Set exercise: Exactly reproduce each line of the listing that follows.

(Figure contents as structured data)
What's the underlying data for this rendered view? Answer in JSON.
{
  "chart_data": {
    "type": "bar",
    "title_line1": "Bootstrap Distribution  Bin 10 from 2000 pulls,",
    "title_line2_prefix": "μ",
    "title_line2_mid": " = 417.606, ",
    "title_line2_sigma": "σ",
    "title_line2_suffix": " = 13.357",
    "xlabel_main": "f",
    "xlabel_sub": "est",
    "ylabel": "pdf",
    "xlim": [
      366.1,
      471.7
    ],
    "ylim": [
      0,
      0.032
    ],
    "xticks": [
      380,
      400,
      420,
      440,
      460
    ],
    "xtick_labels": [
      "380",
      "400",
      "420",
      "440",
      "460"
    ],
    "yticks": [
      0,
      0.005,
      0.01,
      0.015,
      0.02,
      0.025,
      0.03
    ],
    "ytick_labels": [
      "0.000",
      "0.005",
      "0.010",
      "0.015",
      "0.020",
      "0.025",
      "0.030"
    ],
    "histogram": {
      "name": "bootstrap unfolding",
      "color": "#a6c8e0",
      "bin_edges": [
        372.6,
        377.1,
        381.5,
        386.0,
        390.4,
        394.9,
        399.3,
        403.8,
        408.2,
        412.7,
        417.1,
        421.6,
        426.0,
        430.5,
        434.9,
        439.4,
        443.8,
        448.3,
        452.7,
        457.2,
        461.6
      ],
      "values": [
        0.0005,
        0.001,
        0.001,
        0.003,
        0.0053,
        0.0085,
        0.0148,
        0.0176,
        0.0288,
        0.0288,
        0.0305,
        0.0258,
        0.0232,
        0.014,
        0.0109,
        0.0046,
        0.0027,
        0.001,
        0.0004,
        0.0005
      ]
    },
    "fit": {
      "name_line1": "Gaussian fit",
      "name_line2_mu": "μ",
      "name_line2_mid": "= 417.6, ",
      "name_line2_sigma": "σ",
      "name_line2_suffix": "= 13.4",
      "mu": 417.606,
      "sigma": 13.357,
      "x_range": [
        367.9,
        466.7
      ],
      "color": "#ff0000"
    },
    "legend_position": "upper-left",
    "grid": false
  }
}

Exercise response:
What's the underlying data for this rendered view? Answer in JSON.
{
  "chart_data": {
    "type": "bar",
    "title_line1": "Bootstrap Distribution  Bin 10 from 2000 pulls,",
    "title_line2_prefix": "μ",
    "title_line2_mid": " = 417.606, ",
    "title_line2_sigma": "σ",
    "title_line2_suffix": " = 13.357",
    "xlabel_main": "f",
    "xlabel_sub": "est",
    "ylabel": "pdf",
    "xlim": [
      366.1,
      471.7
    ],
    "ylim": [
      0,
      0.032
    ],
    "xticks": [
      380,
      400,
      420,
      440,
      460
    ],
    "xtick_labels": [
      "380",
      "400",
      "420",
      "440",
      "460"
    ],
    "yticks": [
      0,
      0.005,
      0.01,
      0.015,
      0.02,
      0.025,
      0.03
    ],
    "ytick_labels": [
      "0.000",
      "0.005",
      "0.010",
      "0.015",
      "0.020",
      "0.025",
      "0.030"
    ],
    "histogram": {
      "name": "bootstrap unfolding",
      "color": "#a6c8e0",
      "bin_edges": [
        372.6,
        377.1,
        381.5,
        386.0,
        390.4,
        394.9,
        399.3,
        403.8,
        408.2,
        412.7,
        417.1,
        421.6,
        426.0,
        430.5,
        434.9,
        439.4,
        443.8,
        448.3,
        452.7,
        457.2,
        461.6
      ],
      "values": [
        0.0005,
        0.001,
        0.001,
        0.003,
        0.0053,
        0.0085,
        0.0148,
        0.0176,
        0.0288,
        0.0288,
        0.0305,
        0.0258,
        0.0232,
        0.014,
        0.0109,
        0.0046,
        0.0027,
        0.001,
        0.0004,
        0.0005
      ]
    },
    "fit": {
      "name_line1": "Gaussian fit",
      "name_line2_mu": "μ",
      "name_line2_mid": "= 417.6, ",
      "name_line2_sigma": "σ",
      "name_line2_suffix": "= 13.4",
      "mu": 417.606,
      "sigma": 13.357,
      "x_range": [
        367.9,
        466.7
      ],
      "color": "#ff0000"
    },
    "legend_position": "upper-left",
    "grid": false
  }
}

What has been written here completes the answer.